((

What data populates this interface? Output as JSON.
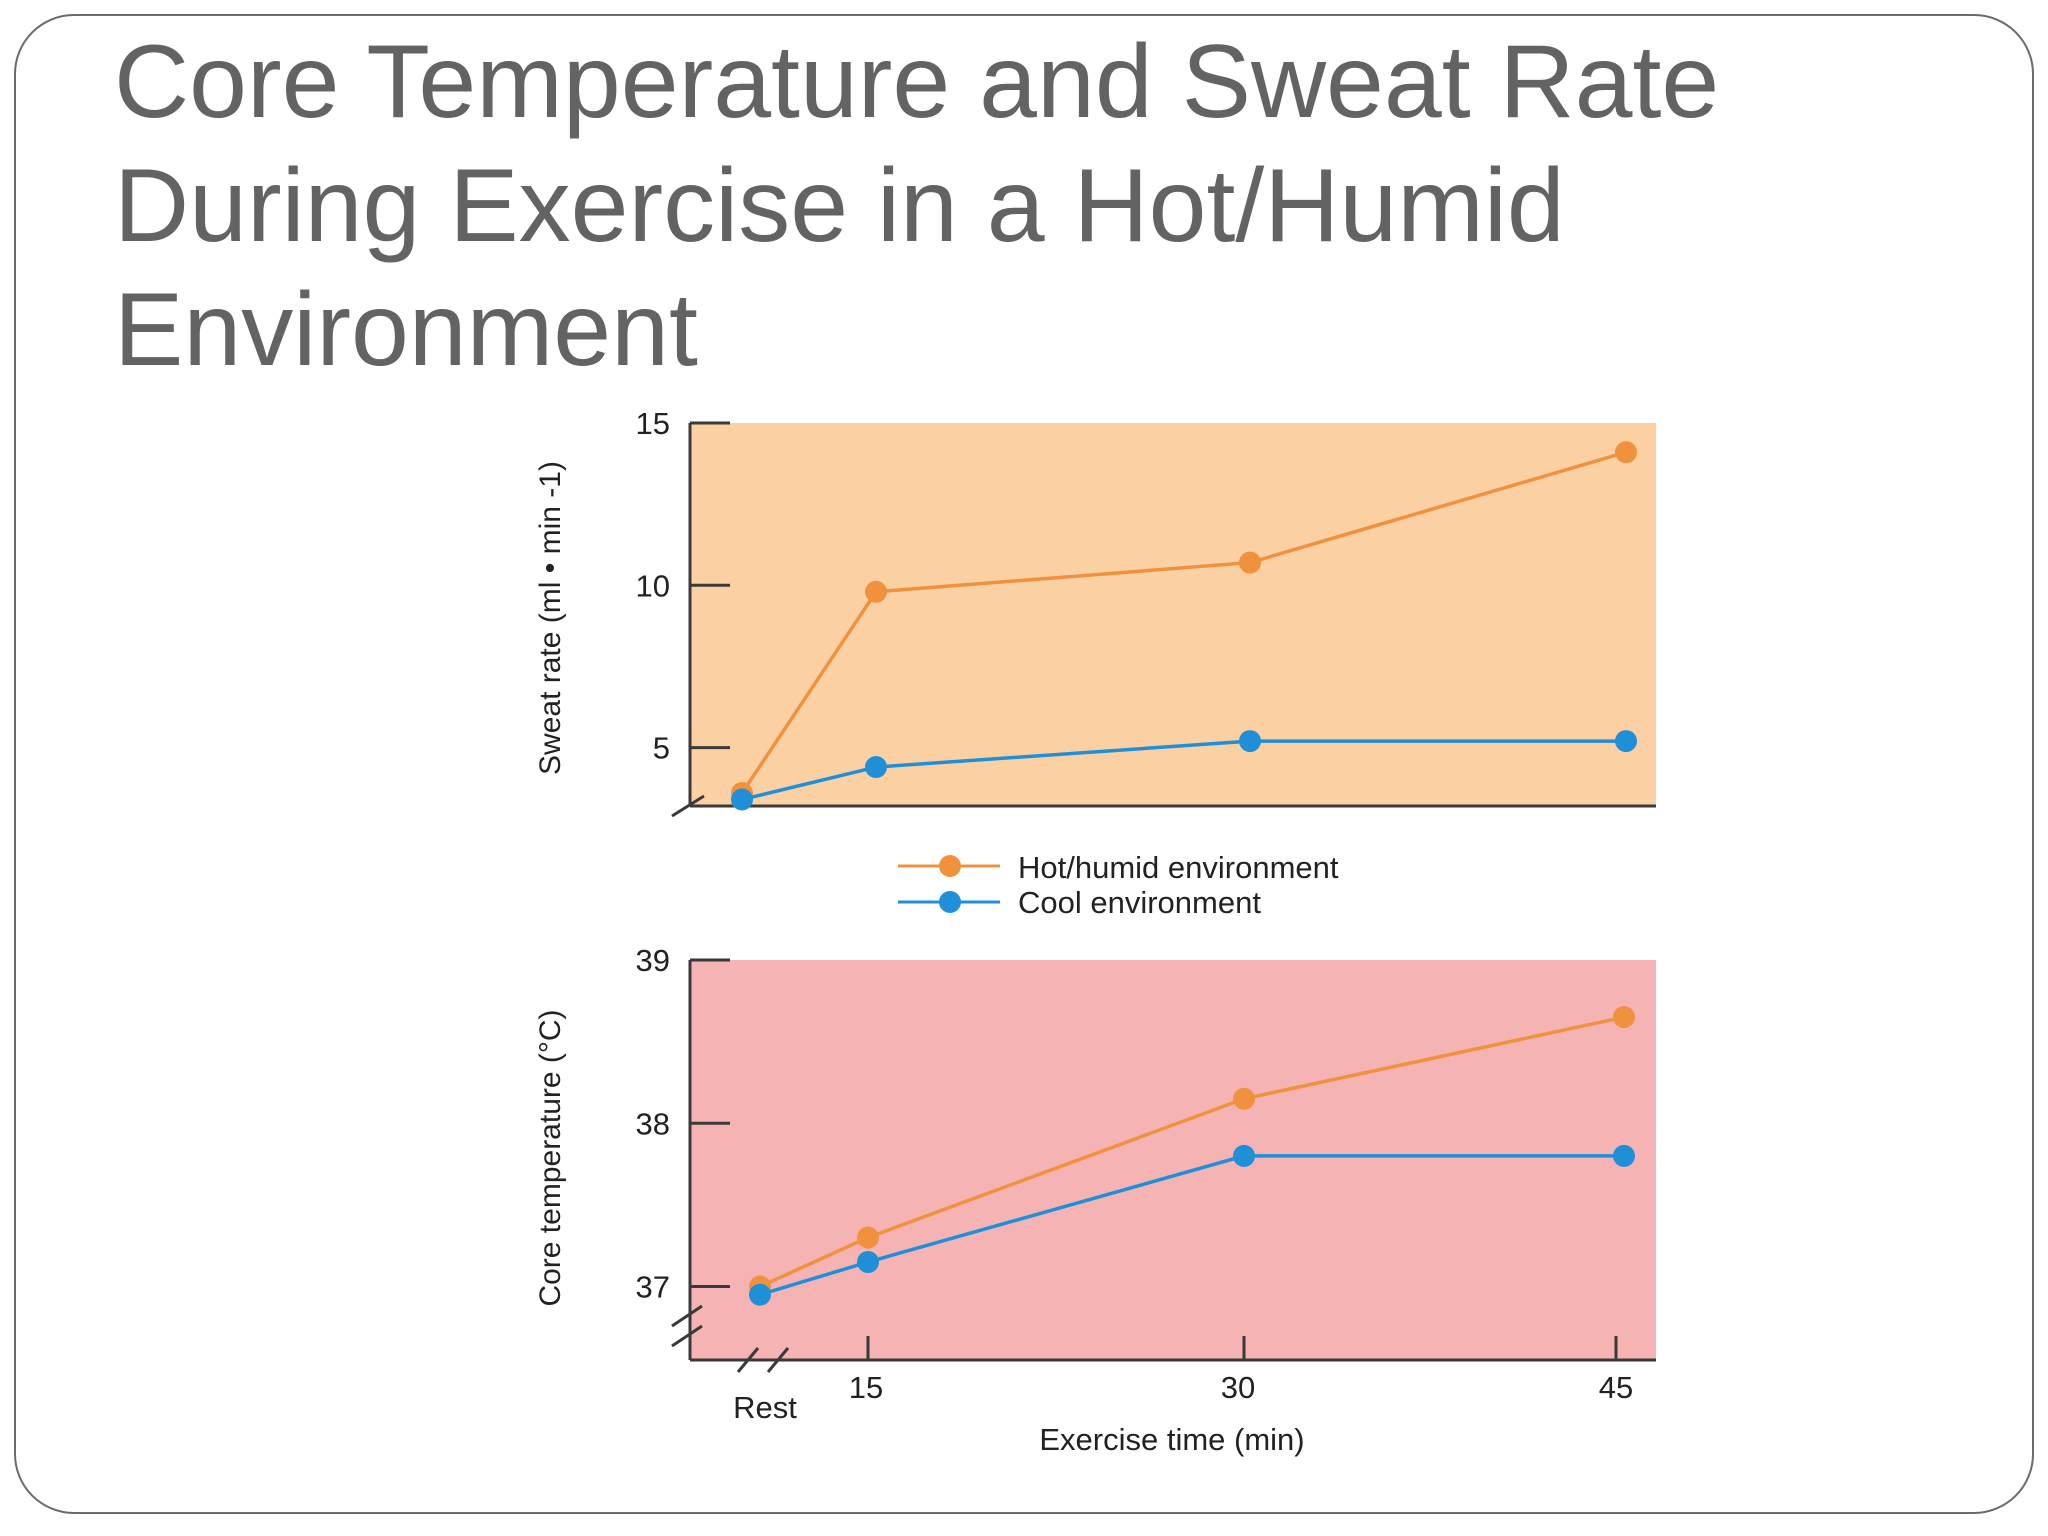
{
  "slide": {
    "title": "Core Temperature and Sweat Rate During Exercise in a Hot/Humid Environment"
  },
  "colors": {
    "hot": "#f0913e",
    "cool": "#1f90d8",
    "top_panel_bg": "#fbd1a3",
    "bottom_panel_bg": "#f5b3b3",
    "axis": "#3a3a3a",
    "text": "#222222"
  },
  "legend": {
    "hot_label": "Hot/humid environment",
    "cool_label": "Cool environment"
  },
  "xaxis": {
    "label": "Exercise time (min)",
    "rest_label": "Rest",
    "ticks": [
      "15",
      "30",
      "45"
    ]
  },
  "chart_data": [
    {
      "type": "line",
      "ylabel": "Sweat rate (ml • min -1)",
      "ylim": [
        3.2,
        15
      ],
      "yticks": [
        5,
        10,
        15
      ],
      "x": [
        "Rest",
        15,
        30,
        45
      ],
      "series": [
        {
          "name": "Hot/humid environment",
          "values": [
            3.6,
            9.8,
            10.7,
            14.1
          ]
        },
        {
          "name": "Cool environment",
          "values": [
            3.4,
            4.4,
            5.2,
            5.2
          ]
        }
      ]
    },
    {
      "type": "line",
      "ylabel": "Core temperature (°C)",
      "ylim": [
        36.55,
        39
      ],
      "yticks": [
        37,
        38,
        39
      ],
      "x": [
        "Rest",
        15,
        30,
        45
      ],
      "series": [
        {
          "name": "Hot/humid environment",
          "values": [
            37.0,
            37.3,
            38.15,
            38.65
          ]
        },
        {
          "name": "Cool environment",
          "values": [
            36.95,
            37.15,
            37.8,
            37.8
          ]
        }
      ]
    }
  ]
}
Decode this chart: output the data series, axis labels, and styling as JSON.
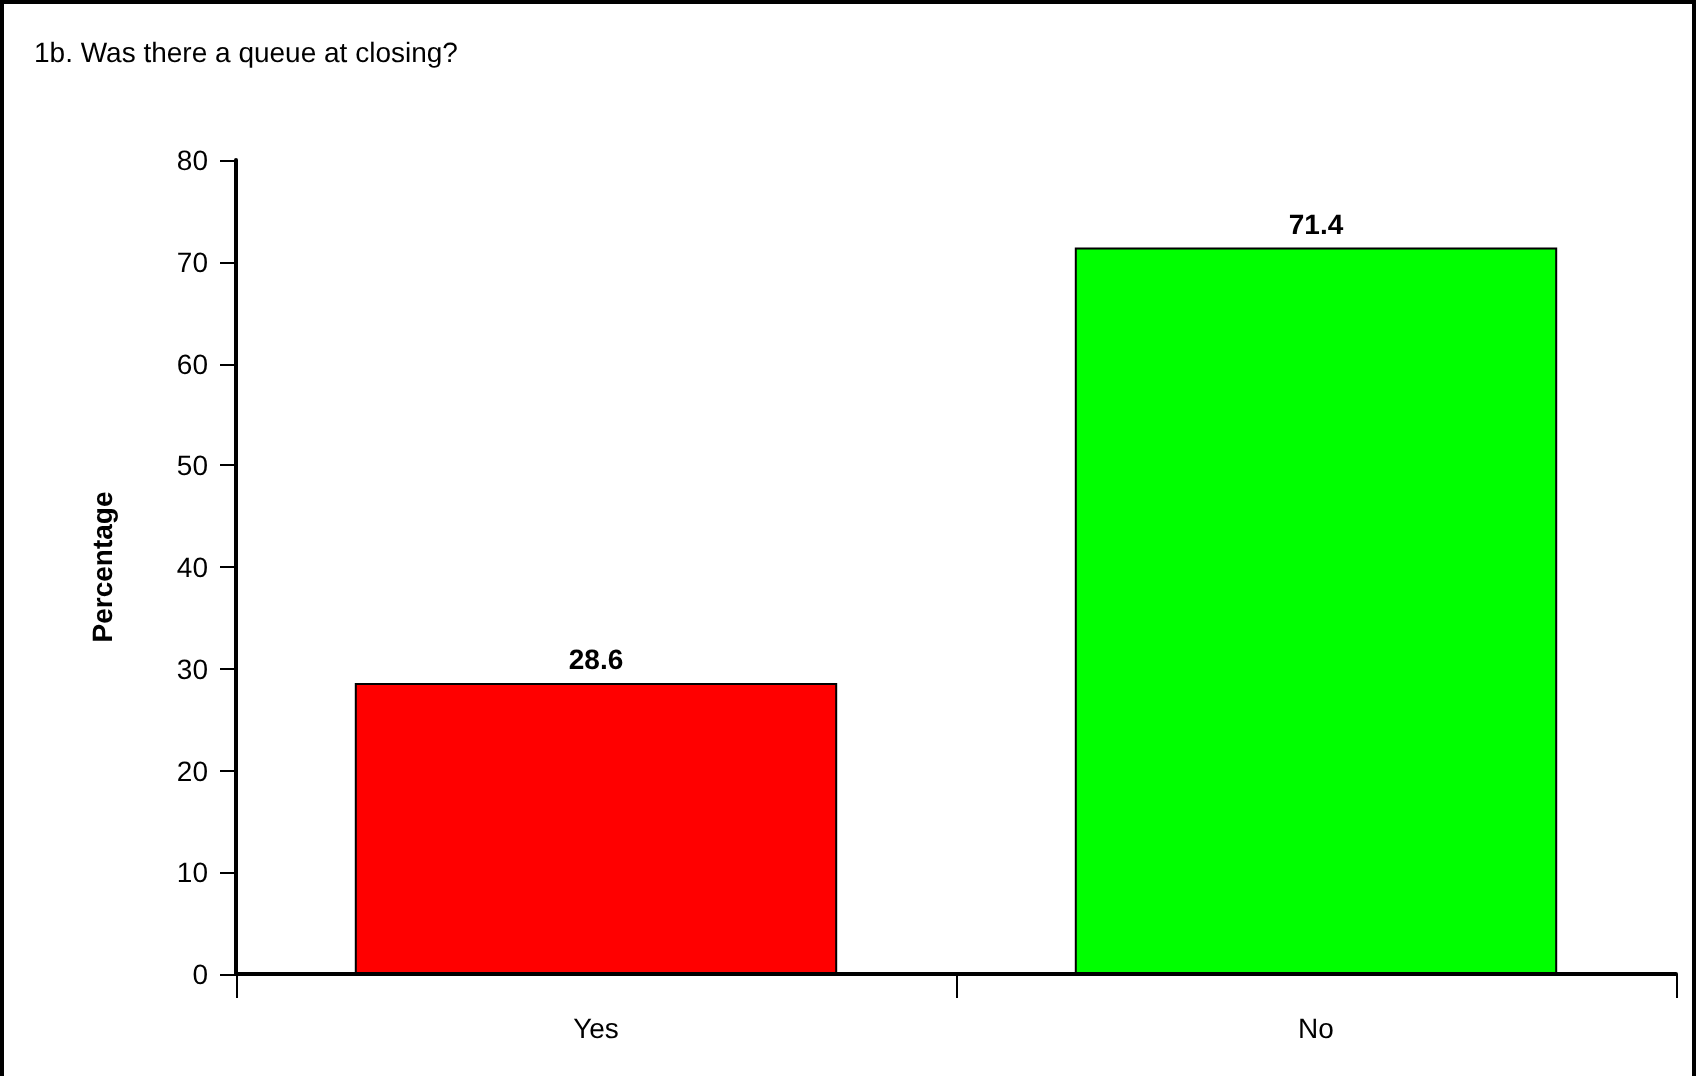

))

Within the material above, find the lines that contain the word "this"; copy them.

What data populates this interface? Output as JSON.
Decode this chart: output the data series, axis labels, and styling as JSON.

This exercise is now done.